> Excerpt:
↓↓↓

Bug 1300729 - Pacemaker failed to start a systemd resource: 'not running'
Pacemaker failed to start a systemd resource: 'not running'
Status: CLOSED NOTABUG
Product: Red Hat Enterprise Linux 7
Classification: Red Hat
Component: pacemaker (Show other bugs)
7.2
x86_64 Linux
unspecified Severity high
: rc
: ---
Assigned To: Ken Gaillot
cluster-qe@redhat.com
:
Depends On:
Blocks:
  Show dependency treegraph
 
Reported: 2016-01-21 09:56 EST by Matti Linnanvuori
Modified: 2016-01-21 10:47 EST (History)
3 users (show)

See Also:
Fixed In Version:
Doc Type: Bug Fix
Doc Text:
Story Points: ---
Clone Of:
Environment:
Last Closed: 2016-01-21 10:47:32 EST
Type: Bug
Regression: ---
Mount Type: ---
Documentation: ---
CRM:
Verified Versions:
Category: ---
oVirt Team: ---
RHEL 7.3 requirements from Atomic Host:
Cloudforms Team: ---


Attachments (Terms of Use)

  None (edit)
Description Matti Linnanvuori 2016-01-21 09:56:38 EST
Description of problem:

Pacemaker failed to start a systemd resource: 'not running'

Version-Release number of selected component (if applicable):

pacemaker 1.1.13-10.el7

How reproducible:

Not reproducible.

↑↑↑

Saved entries:
↓↓↓

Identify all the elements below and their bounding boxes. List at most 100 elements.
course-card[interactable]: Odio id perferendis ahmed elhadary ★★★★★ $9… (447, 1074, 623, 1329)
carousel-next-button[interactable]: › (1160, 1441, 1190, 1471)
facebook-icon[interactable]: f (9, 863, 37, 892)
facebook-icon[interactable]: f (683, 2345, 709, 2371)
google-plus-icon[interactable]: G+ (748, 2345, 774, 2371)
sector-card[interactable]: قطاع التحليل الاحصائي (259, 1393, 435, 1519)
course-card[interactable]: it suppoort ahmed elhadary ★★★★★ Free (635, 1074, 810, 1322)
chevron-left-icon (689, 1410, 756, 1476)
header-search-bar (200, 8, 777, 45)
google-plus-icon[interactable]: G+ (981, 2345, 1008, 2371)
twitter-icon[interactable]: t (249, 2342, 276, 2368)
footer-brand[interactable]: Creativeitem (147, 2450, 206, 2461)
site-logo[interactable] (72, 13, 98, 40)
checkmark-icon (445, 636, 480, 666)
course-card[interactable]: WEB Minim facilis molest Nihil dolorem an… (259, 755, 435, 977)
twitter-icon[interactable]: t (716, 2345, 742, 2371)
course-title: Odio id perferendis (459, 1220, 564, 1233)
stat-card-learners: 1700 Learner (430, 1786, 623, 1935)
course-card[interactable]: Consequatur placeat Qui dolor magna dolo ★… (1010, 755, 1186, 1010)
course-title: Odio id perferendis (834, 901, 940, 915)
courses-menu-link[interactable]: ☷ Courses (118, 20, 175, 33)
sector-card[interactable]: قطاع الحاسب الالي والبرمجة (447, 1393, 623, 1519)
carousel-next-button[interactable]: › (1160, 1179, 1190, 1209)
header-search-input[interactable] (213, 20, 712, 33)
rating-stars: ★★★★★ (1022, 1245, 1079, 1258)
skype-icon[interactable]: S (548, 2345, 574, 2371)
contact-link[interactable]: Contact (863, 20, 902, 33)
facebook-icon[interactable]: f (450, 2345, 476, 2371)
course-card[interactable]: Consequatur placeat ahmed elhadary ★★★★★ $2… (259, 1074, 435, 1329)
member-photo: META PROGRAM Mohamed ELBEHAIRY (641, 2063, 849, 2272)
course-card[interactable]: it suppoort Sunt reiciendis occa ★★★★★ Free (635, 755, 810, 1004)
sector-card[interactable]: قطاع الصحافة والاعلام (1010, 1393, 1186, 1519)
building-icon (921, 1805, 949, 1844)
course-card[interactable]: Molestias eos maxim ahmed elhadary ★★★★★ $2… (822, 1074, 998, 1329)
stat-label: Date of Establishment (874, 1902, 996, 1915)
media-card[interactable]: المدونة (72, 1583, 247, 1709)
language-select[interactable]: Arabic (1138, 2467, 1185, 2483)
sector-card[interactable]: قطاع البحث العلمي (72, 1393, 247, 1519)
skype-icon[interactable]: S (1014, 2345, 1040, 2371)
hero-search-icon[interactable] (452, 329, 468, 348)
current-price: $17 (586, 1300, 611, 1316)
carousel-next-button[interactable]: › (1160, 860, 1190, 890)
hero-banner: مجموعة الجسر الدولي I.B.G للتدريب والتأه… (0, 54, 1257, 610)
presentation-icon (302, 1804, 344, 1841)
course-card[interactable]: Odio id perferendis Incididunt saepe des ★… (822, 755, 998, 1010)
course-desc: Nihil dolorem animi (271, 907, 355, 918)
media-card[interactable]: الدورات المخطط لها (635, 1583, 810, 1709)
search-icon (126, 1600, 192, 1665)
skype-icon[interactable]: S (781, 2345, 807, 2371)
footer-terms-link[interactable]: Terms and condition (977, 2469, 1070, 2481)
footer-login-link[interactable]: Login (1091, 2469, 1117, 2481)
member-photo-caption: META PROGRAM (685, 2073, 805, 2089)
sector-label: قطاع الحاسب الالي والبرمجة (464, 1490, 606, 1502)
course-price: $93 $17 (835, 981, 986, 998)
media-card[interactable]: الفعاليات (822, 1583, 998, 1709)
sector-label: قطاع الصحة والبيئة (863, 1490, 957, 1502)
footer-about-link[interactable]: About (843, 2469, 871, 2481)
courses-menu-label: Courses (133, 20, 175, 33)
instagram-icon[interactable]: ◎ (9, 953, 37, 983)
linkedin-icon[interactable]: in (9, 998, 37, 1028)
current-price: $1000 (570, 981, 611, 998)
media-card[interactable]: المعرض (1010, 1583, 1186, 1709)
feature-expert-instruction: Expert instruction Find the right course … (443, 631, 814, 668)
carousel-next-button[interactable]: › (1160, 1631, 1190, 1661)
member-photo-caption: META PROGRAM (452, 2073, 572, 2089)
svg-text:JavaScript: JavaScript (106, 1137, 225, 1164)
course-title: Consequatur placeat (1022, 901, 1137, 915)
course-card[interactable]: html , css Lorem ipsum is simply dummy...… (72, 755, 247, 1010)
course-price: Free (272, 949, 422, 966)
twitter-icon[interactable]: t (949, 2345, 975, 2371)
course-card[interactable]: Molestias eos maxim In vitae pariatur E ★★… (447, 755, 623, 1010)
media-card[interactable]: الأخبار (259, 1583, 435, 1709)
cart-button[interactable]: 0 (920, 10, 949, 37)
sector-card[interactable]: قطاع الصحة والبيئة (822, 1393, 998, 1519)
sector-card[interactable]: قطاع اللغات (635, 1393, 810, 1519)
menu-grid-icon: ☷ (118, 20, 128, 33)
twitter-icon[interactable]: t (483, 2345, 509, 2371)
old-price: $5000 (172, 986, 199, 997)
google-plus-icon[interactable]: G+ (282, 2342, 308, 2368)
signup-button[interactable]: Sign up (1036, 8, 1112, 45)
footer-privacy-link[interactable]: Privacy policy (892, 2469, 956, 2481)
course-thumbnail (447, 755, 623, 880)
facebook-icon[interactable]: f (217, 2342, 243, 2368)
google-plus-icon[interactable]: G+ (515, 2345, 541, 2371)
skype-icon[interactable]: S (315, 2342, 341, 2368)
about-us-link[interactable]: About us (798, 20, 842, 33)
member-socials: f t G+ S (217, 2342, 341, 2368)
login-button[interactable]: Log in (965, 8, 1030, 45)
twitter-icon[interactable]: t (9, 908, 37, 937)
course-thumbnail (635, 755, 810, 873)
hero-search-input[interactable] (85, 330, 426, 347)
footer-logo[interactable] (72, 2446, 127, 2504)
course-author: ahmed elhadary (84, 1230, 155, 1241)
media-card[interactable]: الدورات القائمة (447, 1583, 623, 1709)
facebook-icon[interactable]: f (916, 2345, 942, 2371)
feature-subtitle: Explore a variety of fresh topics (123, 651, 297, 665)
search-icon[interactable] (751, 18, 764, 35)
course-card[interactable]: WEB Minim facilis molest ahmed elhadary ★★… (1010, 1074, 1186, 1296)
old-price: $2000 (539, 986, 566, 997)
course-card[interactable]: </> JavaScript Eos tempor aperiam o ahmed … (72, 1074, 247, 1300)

↑↑↑

> Task details: Update the bug report from "Bug 1300729 - Pacemaker" through "(Show other bugs)", inclusive, changing every "systemd resource" to "systemd service". The saved entries were taken from a separate source that has no connection to the bug report.

> Solution for this task:
Bug 1300729 - Pacemaker failed to start a systemd service: 'not running'
Pacemaker failed to start a systemd service: 'not running'
Status: CLOSED NOTABUG
Product: Red Hat Enterprise Linux 7
Classification: Red Hat
Component: pacemaker (Show other bugs)